Stored records:
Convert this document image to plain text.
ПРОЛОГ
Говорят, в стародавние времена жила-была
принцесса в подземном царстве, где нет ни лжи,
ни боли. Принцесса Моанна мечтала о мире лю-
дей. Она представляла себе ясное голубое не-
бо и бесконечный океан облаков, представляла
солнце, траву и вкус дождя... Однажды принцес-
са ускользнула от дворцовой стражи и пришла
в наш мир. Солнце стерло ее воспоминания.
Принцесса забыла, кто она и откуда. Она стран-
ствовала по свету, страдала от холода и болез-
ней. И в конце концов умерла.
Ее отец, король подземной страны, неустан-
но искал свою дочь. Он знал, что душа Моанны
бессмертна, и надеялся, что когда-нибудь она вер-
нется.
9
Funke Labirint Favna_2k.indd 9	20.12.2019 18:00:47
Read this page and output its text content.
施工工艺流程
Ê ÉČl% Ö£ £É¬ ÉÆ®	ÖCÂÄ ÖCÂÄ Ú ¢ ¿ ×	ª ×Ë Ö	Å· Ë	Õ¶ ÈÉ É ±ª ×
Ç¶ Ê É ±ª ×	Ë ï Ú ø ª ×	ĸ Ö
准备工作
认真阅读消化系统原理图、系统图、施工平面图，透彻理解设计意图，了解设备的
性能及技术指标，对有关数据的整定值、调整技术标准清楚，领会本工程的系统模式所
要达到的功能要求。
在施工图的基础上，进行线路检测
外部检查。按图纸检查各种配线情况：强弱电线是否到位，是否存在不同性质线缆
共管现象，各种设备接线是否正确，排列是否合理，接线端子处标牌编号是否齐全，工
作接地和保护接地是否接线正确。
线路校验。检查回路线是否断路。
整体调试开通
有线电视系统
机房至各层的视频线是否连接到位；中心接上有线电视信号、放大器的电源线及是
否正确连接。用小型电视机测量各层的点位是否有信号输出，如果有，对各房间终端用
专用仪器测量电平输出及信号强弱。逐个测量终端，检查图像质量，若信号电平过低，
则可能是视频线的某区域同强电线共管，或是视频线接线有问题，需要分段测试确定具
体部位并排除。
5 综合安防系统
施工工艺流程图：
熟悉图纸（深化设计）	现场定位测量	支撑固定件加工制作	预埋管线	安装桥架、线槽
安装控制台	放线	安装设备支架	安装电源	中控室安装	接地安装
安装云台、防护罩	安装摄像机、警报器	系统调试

Your goal: All records above must be set down exactly, please.

Task answer:
Convert this document image to plain text.
ПРОЛОГ
Говорят, в стародавние времена жила-была
принцесса в подземном царстве, где нет ни лжи,
ни боли. Принцесса Моанна мечтала о мире лю-
дей. Она представляла себе ясное голубое не-
бо и бесконечный океан облаков, представляла
солнце, траву и вкус дождя... Однажды принцес-
са ускользнула от дворцовой стражи и пришла
в наш мир. Солнце стерло ее воспоминания.
Принцесса забыла, кто она и откуда. Она стран-
ствовала по свету, страдала от холода и болез-
ней. И в конце концов умерла.
Ее отец, король подземной страны, неустан-
но искал свою дочь. Он знал, что душа Моанны
бессмертна, и надеялся, что когда-нибудь она вер-
нется.
9
Funke Labirint Favna_2k.indd 9	20.12.2019 18:00:47
Read this page and output its text content.
施工工艺流程
Ê ÉČl% Ö£ £É¬ ÉÆ®	ÖCÂÄ ÖCÂÄ Ú ¢ ¿ ×	ª ×Ë Ö	Å· Ë	Õ¶ ÈÉ É ±ª ×
Ç¶ Ê É ±ª ×	Ë ï Ú ø ª ×	ĸ Ö
准备工作
认真阅读消化系统原理图、系统图、施工平面图，透彻理解设计意图，了解设备的
性能及技术指标，对有关数据的整定值、调整技术标准清楚，领会本工程的系统模式所
要达到的功能要求。
在施工图的基础上，进行线路检测
外部检查。按图纸检查各种配线情况：强弱电线是否到位，是否存在不同性质线缆
共管现象，各种设备接线是否正确，排列是否合理，接线端子处标牌编号是否齐全，工
作接地和保护接地是否接线正确。
线路校验。检查回路线是否断路。
整体调试开通
有线电视系统
机房至各层的视频线是否连接到位；中心接上有线电视信号、放大器的电源线及是
否正确连接。用小型电视机测量各层的点位是否有信号输出，如果有，对各房间终端用
专用仪器测量电平输出及信号强弱。逐个测量终端，检查图像质量，若信号电平过低，
则可能是视频线的某区域同强电线共管，或是视频线接线有问题，需要分段测试确定具
体部位并排除。
5 综合安防系统
施工工艺流程图：
熟悉图纸（深化设计）	现场定位测量	支撑固定件加工制作	预埋管线	安装桥架、线槽
安装控制台	放线	安装设备支架	安装电源	中控室安装	接地安装
安装云台、防护罩	安装摄像机、警报器	系统调试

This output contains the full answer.